Task directions -> In the entries below, find the lines that contain the word "structured" and copy them.

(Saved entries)
-------

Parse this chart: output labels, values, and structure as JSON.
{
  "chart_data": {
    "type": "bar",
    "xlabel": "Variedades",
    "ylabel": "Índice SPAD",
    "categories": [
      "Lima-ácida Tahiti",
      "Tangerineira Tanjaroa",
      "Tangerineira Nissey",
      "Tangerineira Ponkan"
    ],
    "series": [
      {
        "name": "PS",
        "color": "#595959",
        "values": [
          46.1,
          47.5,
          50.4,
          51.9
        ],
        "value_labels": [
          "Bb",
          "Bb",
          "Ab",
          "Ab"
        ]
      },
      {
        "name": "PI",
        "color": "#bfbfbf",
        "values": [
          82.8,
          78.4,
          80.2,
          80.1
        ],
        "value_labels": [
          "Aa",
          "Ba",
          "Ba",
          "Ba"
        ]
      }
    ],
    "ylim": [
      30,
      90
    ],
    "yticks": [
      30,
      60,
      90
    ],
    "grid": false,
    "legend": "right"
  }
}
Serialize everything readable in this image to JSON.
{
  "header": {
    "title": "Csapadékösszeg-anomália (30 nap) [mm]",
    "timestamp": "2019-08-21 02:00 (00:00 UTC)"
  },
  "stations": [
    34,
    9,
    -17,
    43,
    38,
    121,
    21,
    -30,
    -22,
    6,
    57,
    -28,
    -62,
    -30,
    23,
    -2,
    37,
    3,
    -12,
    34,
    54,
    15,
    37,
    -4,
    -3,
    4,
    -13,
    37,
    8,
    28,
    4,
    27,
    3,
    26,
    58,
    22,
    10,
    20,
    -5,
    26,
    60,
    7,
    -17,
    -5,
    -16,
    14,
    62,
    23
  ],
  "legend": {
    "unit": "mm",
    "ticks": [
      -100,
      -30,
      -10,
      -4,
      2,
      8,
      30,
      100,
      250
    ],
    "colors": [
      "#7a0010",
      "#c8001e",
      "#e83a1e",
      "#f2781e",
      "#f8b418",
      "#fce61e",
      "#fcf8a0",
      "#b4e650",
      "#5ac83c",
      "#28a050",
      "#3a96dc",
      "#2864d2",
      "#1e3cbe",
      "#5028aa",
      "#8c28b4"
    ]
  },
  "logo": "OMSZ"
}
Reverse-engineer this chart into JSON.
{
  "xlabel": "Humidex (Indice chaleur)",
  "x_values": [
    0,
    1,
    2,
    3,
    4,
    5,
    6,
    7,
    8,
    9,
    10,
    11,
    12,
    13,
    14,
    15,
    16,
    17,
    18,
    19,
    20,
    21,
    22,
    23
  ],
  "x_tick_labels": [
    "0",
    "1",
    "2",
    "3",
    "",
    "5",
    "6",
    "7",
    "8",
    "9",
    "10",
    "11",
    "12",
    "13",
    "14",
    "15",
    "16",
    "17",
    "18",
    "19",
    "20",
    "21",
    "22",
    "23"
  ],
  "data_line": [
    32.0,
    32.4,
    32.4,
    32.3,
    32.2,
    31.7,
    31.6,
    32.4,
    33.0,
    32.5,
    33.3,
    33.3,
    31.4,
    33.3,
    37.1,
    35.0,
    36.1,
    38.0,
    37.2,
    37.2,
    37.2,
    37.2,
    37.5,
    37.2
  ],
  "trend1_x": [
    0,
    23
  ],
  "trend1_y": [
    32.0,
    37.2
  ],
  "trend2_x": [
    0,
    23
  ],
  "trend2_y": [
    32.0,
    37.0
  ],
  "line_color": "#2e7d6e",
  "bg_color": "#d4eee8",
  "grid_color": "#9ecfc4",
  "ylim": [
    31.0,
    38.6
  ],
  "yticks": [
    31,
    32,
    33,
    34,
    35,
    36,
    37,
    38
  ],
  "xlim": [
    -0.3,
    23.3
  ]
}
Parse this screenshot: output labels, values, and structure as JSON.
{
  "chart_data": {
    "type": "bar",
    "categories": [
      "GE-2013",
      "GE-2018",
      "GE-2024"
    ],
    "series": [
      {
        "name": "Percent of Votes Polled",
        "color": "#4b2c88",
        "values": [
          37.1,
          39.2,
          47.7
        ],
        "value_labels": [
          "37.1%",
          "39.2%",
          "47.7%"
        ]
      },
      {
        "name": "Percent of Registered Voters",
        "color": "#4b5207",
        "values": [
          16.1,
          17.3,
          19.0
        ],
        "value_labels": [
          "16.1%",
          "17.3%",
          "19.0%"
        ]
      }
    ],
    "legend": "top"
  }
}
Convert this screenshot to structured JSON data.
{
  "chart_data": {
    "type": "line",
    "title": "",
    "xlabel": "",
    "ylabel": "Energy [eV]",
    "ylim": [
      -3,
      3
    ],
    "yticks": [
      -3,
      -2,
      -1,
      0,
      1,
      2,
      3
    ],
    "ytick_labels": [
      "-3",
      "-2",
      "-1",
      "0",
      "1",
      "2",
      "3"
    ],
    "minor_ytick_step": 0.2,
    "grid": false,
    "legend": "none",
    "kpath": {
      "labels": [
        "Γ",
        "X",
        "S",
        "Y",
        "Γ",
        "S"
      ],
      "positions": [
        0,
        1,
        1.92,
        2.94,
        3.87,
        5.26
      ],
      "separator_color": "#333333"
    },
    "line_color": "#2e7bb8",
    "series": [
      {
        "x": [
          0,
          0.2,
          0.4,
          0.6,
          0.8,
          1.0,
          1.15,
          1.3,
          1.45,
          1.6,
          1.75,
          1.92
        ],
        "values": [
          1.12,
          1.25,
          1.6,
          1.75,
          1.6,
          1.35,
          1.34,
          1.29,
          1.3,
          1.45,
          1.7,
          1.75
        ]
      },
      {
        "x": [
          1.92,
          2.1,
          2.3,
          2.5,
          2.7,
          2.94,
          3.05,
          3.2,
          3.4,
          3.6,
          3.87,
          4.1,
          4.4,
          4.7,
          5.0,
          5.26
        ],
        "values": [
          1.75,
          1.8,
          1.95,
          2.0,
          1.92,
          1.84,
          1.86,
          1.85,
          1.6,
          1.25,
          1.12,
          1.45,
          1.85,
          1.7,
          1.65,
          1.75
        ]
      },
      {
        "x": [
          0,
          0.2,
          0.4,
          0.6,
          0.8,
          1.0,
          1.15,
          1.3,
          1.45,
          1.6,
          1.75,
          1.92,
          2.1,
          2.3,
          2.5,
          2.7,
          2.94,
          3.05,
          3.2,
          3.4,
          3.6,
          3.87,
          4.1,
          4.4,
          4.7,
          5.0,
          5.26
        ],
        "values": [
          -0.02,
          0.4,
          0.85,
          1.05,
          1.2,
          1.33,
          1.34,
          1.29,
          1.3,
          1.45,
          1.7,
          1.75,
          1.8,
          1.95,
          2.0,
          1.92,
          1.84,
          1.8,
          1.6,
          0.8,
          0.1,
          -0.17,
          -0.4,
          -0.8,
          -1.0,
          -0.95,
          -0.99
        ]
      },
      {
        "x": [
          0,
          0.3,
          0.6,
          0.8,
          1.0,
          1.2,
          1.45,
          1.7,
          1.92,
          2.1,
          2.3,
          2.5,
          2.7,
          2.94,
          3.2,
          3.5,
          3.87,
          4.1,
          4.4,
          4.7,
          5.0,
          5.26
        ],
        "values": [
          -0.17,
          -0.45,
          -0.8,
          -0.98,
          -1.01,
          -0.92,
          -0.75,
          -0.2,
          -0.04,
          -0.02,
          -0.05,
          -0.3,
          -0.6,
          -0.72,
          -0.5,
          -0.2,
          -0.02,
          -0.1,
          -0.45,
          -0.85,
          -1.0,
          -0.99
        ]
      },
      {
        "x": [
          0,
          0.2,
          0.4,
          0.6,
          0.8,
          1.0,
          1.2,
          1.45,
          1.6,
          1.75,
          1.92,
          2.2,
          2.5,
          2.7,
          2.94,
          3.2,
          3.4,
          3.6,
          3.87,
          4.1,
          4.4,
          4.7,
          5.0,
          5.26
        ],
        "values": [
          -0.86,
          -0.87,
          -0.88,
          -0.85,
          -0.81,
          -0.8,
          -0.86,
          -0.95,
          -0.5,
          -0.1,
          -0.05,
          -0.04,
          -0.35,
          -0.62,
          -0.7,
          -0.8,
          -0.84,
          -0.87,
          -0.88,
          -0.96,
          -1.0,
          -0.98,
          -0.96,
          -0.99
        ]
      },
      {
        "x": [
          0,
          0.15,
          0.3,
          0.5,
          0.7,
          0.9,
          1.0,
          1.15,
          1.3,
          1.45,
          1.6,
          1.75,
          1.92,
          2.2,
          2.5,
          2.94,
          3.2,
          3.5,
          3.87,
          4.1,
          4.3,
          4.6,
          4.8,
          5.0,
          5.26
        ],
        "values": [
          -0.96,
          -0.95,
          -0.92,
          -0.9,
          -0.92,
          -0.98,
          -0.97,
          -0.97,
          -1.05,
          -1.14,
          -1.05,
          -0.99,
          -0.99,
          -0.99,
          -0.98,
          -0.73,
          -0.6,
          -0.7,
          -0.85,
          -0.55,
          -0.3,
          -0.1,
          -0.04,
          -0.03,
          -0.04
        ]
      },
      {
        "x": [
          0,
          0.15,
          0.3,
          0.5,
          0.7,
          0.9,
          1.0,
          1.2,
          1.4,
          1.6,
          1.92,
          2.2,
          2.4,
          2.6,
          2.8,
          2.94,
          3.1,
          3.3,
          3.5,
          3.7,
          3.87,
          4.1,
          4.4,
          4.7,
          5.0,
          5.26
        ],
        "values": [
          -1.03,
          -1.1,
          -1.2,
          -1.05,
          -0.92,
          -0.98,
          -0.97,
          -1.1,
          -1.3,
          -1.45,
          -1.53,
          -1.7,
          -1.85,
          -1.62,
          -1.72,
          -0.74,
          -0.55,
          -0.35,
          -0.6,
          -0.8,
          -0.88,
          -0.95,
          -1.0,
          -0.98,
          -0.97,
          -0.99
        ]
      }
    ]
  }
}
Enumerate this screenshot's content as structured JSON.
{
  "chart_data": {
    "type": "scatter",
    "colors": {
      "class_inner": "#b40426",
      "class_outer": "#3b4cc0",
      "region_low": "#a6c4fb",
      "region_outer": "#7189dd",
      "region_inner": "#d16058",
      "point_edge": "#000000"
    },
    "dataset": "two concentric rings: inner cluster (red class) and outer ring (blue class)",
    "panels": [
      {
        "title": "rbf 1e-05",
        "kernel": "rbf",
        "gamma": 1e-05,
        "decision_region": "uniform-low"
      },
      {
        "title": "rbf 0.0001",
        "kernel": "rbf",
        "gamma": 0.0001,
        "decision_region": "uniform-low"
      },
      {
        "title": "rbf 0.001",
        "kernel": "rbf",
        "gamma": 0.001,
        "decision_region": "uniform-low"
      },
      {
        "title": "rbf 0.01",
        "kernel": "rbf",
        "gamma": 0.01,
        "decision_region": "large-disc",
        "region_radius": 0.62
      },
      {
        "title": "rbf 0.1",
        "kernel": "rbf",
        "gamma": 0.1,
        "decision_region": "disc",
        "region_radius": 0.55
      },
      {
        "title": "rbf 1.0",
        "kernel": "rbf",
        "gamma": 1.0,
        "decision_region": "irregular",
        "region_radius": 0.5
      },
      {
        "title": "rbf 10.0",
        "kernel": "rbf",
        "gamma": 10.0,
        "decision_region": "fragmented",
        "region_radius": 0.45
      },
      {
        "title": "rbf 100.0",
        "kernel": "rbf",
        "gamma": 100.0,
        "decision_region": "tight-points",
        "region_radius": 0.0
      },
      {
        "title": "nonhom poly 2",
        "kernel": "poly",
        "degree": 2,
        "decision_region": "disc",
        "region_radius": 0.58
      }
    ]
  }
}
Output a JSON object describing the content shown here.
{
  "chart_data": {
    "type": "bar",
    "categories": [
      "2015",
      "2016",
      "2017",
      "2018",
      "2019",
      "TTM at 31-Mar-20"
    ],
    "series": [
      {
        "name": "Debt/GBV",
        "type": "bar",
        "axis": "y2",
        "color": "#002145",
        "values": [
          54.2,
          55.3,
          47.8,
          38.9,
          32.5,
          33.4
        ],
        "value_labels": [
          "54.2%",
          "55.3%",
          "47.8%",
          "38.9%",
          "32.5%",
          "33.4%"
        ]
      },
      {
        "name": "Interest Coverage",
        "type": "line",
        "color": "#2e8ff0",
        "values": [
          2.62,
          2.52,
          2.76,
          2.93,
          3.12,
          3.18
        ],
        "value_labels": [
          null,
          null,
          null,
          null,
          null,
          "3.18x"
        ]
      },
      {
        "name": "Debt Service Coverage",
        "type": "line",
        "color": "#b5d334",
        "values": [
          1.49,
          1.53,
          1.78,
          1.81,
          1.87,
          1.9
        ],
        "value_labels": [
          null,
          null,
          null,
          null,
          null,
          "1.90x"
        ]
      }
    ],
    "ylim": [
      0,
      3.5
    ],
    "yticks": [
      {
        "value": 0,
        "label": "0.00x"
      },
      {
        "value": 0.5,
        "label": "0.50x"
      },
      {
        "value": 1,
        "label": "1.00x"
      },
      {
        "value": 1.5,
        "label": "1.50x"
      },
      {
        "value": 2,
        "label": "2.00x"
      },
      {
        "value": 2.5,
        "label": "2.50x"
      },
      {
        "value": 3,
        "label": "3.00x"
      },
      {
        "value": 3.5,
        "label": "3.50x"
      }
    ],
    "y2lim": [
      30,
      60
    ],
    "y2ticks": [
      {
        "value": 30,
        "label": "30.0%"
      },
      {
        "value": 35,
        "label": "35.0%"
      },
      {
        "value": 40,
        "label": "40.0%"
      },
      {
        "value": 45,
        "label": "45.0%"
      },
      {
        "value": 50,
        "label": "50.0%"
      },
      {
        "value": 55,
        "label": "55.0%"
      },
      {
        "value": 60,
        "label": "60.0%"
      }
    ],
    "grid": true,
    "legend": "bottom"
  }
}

-------

Answer ->
Convert this screenshot to structured JSON data.
Enumerate this screenshot's content as structured JSON.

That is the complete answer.